■ TASK DETAILS
All records must be quoted exactly. Omit the pictures.

■ Dataset items
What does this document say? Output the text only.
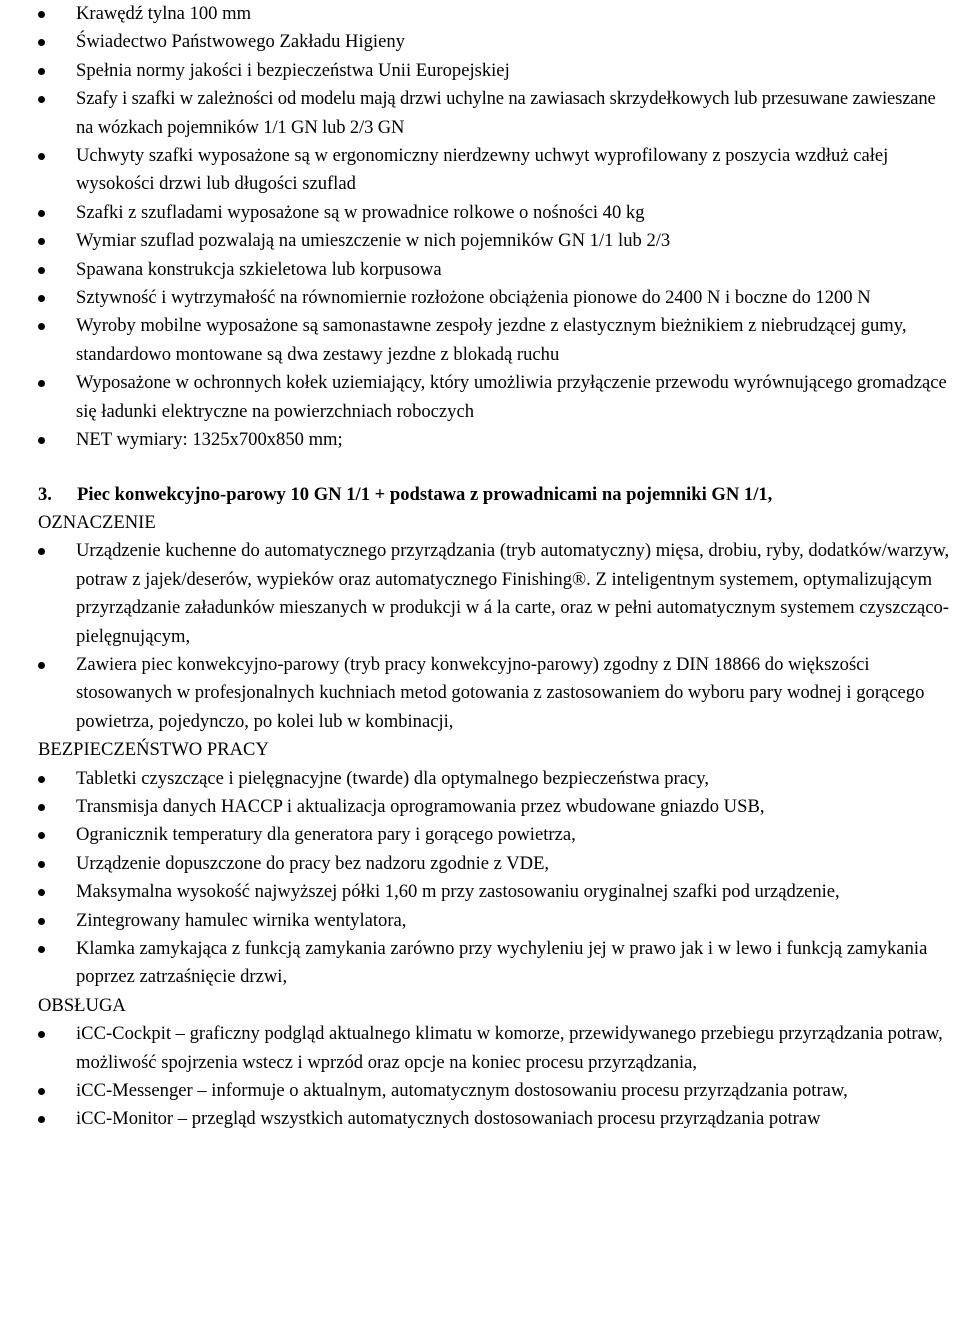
Krawędź tylna 100 mm
Świadectwo Państwowego Zakładu Higieny
Spełnia normy jakości i bezpieczeństwa Unii Europejskiej
Szafy i szafki w zależności od modelu mają drzwi uchylne na zawiasach skrzydełkowych lub przesuwane zawieszane na wózkach pojemników 1/1 GN lub 2/3 GN
Uchwyty szafki wyposażone są w ergonomiczny nierdzewny uchwyt wyprofilowany z poszycia wzdłuż całej wysokości drzwi lub długości szuflad
Szafki z szufladami wyposażone są w prowadnice rolkowe o nośności 40 kg
Wymiar szuflad pozwalają na umieszczenie w nich pojemników GN 1/1 lub 2/3
Spawana konstrukcja szkieletowa lub korpusowa
Sztywność i wytrzymałość na równomiernie rozłożone obciążenia pionowe do 2400 N i boczne do 1200 N
Wyroby mobilne wyposażone są samonastawne zespoły jezdne z elastycznym bieżnikiem z niebrudzącej gumy, standardowo montowane są dwa zestawy jezdne z blokadą ruchu
Wyposażone w ochronnych kołek uziemiający, który umożliwia przyłączenie przewodu wyrównującego gromadzące się ładunki elektryczne na powierzchniach roboczych
NET wymiary: 1325x700x850 mm;
3. Piec konwekcyjno-parowy 10 GN 1/1 + podstawa z prowadnicami na pojemniki GN 1/1,
OZNACZENIE
Urządzenie kuchenne do automatycznego przyrządzania (tryb automatyczny) mięsa, drobiu, ryby, dodatków/warzyw, potraw z jajek/deserów, wypieków oraz automatycznego Finishing®. Z inteligentnym systemem, optymalizującym przyrządzanie załadunków mieszanych w produkcji w á la carte, oraz w pełni automatycznym systemem czyszcząco-pielęgnującym,
Zawiera piec konwekcyjno-parowy (tryb pracy konwekcyjno-parowy) zgodny z DIN 18866 do większości stosowanych w profesjonalnych kuchniach metod gotowania z zastosowaniem do wyboru pary wodnej i gorącego powietrza, pojedynczo, po kolei lub w kombinacji,
BEZPIECZEŃSTWO PRACY
Tabletki czyszczące i pielęgnacyjne (twarde) dla optymalnego bezpieczeństwa pracy,
Transmisja danych HACCP i aktualizacja oprogramowania przez wbudowane gniazdo USB,
Ogranicznik temperatury dla generatora pary i gorącego powietrza,
Urządzenie dopuszczone do pracy bez nadzoru zgodnie z VDE,
Maksymalna wysokość najwyższej półki 1,60 m przy zastosowaniu oryginalnej szafki pod urządzenie,
Zintegrowany hamulec wirnika wentylatora,
Klamka zamykająca z funkcją zamykania zarówno przy wychyleniu jej w prawo jak i w lewo i funkcją zamykania poprzez zatrzaśnięcie drzwi,
OBSŁUGA
iCC-Cockpit – graficzny podgląd aktualnego klimatu w komorze, przewidywanego przebiegu przyrządzania potraw, możliwość spojrzenia wstecz i wprzód oraz opcje na koniec procesu przyrządzania,
iCC-Messenger – informuje o aktualnym, automatycznym dostosowaniu procesu przyrządzania potraw,
iCC-Monitor – przegląd wszystkich automatycznych dostosowaniach procesu przyrządzania potraw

■ ANSWER TO THIS EXERCISE
What does this document say? Output the text only.
Krawędź tylna 100 mm
Świadectwo Państwowego Zakładu Higieny
Spełnia normy jakości i bezpieczeństwa Unii Europejskiej
Szafy i szafki w zależności od modelu mają drzwi uchylne na zawiasach skrzydełkowych lub przesuwane zawieszane na wózkach pojemników 1/1 GN lub 2/3 GN
Uchwyty szafki wyposażone są w ergonomiczny nierdzewny uchwyt wyprofilowany z poszycia wzdłuż całej wysokości drzwi lub długości szuflad
Szafki z szufladami wyposażone są w prowadnice rolkowe o nośności 40 kg
Wymiar szuflad pozwalają na umieszczenie w nich pojemników GN 1/1 lub 2/3
Spawana konstrukcja szkieletowa lub korpusowa
Sztywność i wytrzymałość na równomiernie rozłożone obciążenia pionowe do 2400 N i boczne do 1200 N
Wyroby mobilne wyposażone są samonastawne zespoły jezdne z elastycznym bieżnikiem z niebrudzącej gumy, standardowo montowane są dwa zestawy jezdne z blokadą ruchu
Wyposażone w ochronnych kołek uziemiający, który umożliwia przyłączenie przewodu wyrównującego gromadzące się ładunki elektryczne na powierzchniach roboczych
NET wymiary: 1325x700x850 mm;
3. Piec konwekcyjno-parowy 10 GN 1/1 + podstawa z prowadnicami na pojemniki GN 1/1,
OZNACZENIE
Urządzenie kuchenne do automatycznego przyrządzania (tryb automatyczny) mięsa, drobiu, ryby, dodatków/warzyw, potraw z jajek/deserów, wypieków oraz automatycznego Finishing®. Z inteligentnym systemem, optymalizującym przyrządzanie załadunków mieszanych w produkcji w á la carte, oraz w pełni automatycznym systemem czyszcząco-pielęgnującym,
Zawiera piec konwekcyjno-parowy (tryb pracy konwekcyjno-parowy) zgodny z DIN 18866 do większości stosowanych w profesjonalnych kuchniach metod gotowania z zastosowaniem do wyboru pary wodnej i gorącego powietrza, pojedynczo, po kolei lub w kombinacji,
BEZPIECZEŃSTWO PRACY
Tabletki czyszczące i pielęgnacyjne (twarde) dla optymalnego bezpieczeństwa pracy,
Transmisja danych HACCP i aktualizacja oprogramowania przez wbudowane gniazdo USB,
Ogranicznik temperatury dla generatora pary i gorącego powietrza,
Urządzenie dopuszczone do pracy bez nadzoru zgodnie z VDE,
Maksymalna wysokość najwyższej półki 1,60 m przy zastosowaniu oryginalnej szafki pod urządzenie,
Zintegrowany hamulec wirnika wentylatora,
Klamka zamykająca z funkcją zamykania zarówno przy wychyleniu jej w prawo jak i w lewo i funkcją zamykania poprzez zatrzaśnięcie drzwi,
OBSŁUGA
iCC-Cockpit – graficzny podgląd aktualnego klimatu w komorze, przewidywanego przebiegu przyrządzania potraw, możliwość spojrzenia wstecz i wprzód oraz opcje na koniec procesu przyrządzania,
iCC-Messenger – informuje o aktualnym, automatycznym dostosowaniu procesu przyrządzania potraw,
iCC-Monitor – przegląd wszystkich automatycznych dostosowaniach procesu przyrządzania potraw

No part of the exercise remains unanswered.